>>

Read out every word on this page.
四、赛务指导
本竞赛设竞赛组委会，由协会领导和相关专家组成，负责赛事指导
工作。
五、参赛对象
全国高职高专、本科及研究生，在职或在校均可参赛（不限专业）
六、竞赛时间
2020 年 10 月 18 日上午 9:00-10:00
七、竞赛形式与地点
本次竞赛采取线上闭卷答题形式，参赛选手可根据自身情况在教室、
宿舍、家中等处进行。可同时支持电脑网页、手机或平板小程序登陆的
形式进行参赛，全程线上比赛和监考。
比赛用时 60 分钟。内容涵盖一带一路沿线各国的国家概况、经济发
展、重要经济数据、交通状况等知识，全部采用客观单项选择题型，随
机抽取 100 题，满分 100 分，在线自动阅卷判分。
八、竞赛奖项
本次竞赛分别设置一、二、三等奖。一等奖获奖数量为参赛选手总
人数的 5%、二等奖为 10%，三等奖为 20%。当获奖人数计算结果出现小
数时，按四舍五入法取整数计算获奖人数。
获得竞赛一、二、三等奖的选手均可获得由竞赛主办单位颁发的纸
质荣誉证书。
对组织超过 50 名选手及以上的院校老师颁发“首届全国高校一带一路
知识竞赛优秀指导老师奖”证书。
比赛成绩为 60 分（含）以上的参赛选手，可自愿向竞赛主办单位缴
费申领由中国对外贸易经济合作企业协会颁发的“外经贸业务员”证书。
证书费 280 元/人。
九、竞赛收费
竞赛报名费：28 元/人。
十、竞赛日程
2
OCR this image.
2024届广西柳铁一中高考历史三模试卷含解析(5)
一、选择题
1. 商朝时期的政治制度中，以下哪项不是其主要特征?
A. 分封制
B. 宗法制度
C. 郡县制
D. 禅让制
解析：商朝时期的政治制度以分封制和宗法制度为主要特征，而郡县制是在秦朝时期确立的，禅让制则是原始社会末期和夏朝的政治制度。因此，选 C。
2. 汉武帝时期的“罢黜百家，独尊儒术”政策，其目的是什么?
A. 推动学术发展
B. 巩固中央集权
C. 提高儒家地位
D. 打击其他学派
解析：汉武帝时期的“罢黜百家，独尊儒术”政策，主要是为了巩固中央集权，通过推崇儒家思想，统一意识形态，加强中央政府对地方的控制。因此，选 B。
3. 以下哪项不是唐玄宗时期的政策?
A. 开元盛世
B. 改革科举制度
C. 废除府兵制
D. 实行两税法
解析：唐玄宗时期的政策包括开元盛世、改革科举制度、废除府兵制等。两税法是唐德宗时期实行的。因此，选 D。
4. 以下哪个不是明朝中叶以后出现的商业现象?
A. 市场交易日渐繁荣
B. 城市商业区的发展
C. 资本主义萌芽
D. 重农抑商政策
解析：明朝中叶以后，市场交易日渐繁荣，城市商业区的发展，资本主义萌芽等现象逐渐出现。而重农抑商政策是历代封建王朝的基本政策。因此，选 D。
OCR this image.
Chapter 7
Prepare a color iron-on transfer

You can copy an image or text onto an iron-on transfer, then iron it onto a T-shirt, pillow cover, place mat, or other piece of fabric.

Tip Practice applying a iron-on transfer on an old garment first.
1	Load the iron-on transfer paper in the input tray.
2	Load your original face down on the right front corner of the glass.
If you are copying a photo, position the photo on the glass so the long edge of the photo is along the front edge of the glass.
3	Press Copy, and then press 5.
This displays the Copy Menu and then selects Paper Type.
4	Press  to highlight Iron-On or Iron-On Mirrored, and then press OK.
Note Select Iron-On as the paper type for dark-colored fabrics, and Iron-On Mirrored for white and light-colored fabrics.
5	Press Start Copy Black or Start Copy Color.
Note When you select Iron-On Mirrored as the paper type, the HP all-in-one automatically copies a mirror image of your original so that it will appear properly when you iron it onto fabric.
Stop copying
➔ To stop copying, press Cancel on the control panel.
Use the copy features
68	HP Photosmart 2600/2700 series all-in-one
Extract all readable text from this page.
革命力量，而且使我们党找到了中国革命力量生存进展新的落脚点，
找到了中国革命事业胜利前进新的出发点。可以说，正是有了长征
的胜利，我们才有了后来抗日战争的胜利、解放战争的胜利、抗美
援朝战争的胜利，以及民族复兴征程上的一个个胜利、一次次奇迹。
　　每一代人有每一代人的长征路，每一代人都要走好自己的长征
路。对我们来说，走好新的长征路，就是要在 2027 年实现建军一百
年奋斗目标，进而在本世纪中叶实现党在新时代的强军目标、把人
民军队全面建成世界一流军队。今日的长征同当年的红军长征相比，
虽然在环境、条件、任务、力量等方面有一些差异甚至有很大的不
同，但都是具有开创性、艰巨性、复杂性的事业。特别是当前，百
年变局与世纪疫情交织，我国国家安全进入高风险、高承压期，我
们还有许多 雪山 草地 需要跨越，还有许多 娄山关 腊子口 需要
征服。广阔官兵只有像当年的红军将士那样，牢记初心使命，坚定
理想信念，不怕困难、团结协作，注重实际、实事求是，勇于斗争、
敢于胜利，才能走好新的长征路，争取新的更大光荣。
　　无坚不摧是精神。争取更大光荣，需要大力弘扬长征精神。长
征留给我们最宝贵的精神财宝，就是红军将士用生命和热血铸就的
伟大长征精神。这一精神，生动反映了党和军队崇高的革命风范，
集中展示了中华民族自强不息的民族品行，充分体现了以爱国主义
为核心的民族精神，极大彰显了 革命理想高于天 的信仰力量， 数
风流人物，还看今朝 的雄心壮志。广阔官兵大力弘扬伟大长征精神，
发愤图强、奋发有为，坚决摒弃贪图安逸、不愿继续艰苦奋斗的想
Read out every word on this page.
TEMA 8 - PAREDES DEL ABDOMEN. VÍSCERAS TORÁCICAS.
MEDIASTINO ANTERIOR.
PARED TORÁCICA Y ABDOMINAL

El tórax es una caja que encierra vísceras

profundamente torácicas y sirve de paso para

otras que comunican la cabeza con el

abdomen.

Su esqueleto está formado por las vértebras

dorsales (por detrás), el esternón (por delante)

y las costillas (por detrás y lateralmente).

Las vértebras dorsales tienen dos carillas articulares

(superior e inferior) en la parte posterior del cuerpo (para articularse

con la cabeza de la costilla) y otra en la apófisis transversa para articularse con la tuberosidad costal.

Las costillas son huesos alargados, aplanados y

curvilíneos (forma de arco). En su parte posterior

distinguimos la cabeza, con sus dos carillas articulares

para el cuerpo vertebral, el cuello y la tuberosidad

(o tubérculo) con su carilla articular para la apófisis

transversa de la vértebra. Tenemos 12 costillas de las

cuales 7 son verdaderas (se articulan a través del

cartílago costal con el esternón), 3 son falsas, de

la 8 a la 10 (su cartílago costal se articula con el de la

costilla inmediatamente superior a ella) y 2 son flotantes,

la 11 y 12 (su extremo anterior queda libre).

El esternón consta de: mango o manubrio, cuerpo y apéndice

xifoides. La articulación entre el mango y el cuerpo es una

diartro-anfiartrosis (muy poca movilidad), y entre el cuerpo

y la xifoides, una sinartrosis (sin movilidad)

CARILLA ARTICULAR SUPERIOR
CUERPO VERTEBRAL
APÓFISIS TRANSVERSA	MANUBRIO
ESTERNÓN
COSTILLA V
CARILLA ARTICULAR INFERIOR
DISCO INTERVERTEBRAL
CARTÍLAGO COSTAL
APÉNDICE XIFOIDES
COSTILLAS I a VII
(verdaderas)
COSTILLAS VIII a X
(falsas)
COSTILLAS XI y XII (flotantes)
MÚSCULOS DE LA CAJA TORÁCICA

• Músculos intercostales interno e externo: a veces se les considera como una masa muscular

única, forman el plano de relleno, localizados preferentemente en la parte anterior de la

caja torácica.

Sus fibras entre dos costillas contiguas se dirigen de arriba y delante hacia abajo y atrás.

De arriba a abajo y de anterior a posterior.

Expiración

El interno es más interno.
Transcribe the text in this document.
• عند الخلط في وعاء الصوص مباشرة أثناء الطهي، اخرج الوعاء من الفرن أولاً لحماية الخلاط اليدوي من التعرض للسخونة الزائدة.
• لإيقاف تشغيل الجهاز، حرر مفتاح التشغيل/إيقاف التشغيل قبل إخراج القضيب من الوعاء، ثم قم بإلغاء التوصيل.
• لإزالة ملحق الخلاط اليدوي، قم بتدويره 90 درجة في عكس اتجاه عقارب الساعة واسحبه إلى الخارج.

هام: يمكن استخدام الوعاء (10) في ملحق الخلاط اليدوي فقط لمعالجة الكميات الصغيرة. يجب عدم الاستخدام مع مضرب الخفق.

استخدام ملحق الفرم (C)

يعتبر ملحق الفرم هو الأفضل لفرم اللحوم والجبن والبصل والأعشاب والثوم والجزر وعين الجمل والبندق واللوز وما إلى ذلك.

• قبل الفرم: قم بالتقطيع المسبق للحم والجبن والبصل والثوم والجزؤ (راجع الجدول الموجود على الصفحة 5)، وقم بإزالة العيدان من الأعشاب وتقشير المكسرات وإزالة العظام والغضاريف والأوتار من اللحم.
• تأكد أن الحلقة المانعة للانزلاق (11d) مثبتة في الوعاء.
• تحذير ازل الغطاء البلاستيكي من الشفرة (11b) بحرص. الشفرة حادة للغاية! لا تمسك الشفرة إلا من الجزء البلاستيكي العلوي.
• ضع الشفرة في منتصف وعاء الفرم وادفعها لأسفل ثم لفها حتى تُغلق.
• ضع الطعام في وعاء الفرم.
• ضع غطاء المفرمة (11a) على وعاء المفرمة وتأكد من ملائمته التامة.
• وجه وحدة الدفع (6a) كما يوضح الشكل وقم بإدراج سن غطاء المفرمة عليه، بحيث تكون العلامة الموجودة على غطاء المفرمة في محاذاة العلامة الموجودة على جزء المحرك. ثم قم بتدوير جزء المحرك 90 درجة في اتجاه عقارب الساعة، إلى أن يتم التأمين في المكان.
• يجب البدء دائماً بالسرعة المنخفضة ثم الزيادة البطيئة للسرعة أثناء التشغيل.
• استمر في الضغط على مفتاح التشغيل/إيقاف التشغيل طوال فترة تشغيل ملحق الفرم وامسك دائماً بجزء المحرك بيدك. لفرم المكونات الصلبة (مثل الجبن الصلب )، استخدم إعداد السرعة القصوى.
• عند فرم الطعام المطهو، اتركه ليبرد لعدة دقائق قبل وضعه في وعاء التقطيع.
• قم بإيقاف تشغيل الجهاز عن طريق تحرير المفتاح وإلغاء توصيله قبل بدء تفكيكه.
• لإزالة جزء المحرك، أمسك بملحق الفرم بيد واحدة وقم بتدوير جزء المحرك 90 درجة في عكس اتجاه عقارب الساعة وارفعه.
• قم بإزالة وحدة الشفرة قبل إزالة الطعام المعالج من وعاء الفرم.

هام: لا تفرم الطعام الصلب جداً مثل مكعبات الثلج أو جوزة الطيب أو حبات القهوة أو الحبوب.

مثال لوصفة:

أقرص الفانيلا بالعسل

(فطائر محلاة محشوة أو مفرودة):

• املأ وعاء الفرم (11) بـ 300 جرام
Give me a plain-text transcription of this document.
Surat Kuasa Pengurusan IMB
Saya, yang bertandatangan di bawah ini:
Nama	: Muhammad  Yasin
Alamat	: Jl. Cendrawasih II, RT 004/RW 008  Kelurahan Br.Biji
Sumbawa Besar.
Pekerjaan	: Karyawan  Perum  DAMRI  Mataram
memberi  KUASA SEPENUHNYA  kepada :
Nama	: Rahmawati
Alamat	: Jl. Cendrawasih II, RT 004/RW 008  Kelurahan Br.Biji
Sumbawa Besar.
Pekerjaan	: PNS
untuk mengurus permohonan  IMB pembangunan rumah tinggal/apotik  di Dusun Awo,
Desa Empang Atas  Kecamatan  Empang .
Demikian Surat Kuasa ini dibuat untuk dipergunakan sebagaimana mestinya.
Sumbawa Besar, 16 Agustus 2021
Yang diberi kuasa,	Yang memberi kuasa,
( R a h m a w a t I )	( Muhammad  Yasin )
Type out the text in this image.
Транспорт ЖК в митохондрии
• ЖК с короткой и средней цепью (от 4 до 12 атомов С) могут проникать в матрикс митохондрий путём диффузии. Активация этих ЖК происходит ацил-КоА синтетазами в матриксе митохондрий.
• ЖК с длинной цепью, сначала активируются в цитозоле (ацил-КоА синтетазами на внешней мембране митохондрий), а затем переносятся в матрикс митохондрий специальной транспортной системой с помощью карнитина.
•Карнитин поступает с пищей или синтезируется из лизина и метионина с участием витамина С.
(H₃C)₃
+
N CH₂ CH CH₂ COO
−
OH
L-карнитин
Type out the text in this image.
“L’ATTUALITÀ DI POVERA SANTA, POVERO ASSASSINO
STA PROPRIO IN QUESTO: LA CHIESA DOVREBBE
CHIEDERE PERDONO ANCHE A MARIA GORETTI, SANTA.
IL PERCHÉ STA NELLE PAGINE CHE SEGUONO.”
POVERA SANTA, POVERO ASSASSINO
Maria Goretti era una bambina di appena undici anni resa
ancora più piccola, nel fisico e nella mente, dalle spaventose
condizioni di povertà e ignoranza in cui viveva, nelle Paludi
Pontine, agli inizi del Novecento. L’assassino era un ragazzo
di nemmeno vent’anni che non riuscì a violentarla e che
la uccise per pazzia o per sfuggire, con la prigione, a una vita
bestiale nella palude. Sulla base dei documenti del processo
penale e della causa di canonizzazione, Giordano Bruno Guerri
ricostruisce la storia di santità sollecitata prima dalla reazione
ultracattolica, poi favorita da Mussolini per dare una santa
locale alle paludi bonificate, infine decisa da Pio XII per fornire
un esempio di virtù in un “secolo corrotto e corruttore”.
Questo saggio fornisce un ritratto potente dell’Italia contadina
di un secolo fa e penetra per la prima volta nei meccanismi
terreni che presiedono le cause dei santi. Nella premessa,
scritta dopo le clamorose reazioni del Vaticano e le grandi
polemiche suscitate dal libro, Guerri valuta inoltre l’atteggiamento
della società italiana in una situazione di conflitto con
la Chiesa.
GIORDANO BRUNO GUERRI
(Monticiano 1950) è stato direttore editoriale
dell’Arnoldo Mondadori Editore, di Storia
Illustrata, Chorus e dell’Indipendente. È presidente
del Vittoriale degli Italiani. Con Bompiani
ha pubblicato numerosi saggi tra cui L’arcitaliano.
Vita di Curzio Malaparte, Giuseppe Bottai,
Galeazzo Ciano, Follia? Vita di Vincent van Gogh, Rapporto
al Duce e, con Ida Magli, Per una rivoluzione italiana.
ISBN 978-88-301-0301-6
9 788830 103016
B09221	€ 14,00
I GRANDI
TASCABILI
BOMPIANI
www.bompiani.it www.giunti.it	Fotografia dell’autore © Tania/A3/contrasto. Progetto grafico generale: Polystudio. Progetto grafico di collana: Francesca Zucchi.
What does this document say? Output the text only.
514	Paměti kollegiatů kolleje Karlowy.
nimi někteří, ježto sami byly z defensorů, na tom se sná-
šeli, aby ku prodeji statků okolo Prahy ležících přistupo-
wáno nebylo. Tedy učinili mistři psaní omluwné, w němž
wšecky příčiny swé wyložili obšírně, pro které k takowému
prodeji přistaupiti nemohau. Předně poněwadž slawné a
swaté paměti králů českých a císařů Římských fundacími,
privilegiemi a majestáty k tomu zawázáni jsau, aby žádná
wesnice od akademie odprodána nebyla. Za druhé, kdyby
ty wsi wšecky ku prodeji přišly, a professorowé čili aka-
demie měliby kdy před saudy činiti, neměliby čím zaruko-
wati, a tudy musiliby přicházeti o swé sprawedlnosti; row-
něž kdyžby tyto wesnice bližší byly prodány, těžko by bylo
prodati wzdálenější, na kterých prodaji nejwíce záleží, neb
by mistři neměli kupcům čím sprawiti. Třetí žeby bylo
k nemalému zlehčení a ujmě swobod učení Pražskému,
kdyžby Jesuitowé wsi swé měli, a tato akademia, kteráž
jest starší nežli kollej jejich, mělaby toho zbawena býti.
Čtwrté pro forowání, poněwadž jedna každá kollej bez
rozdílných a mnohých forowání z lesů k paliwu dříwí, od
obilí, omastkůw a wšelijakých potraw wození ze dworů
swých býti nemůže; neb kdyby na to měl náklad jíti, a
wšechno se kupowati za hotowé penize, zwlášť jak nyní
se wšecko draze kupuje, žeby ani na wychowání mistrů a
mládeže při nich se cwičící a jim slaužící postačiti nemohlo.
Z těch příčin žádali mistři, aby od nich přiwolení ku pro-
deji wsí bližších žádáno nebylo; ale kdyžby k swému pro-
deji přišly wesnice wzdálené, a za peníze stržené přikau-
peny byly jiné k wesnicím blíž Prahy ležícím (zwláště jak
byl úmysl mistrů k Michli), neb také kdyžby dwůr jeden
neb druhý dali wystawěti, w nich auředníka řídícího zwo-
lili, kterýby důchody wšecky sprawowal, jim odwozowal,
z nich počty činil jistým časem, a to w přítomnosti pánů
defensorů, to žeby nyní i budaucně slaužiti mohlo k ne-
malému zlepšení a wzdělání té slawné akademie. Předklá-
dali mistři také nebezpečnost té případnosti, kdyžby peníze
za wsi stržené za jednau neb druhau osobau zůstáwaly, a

<<

List every line above that holds the word "罢黜百家".

2. 汉武帝时期的“罢黜百家，独尊儒术”政策，其目的是什么?
解析：汉武帝时期的“罢黜百家，独尊儒术”政策，主要是为了巩固中央集权，通过推崇儒家思想，统一意识形态，加强中央政府对地方的控制。因此，选 B。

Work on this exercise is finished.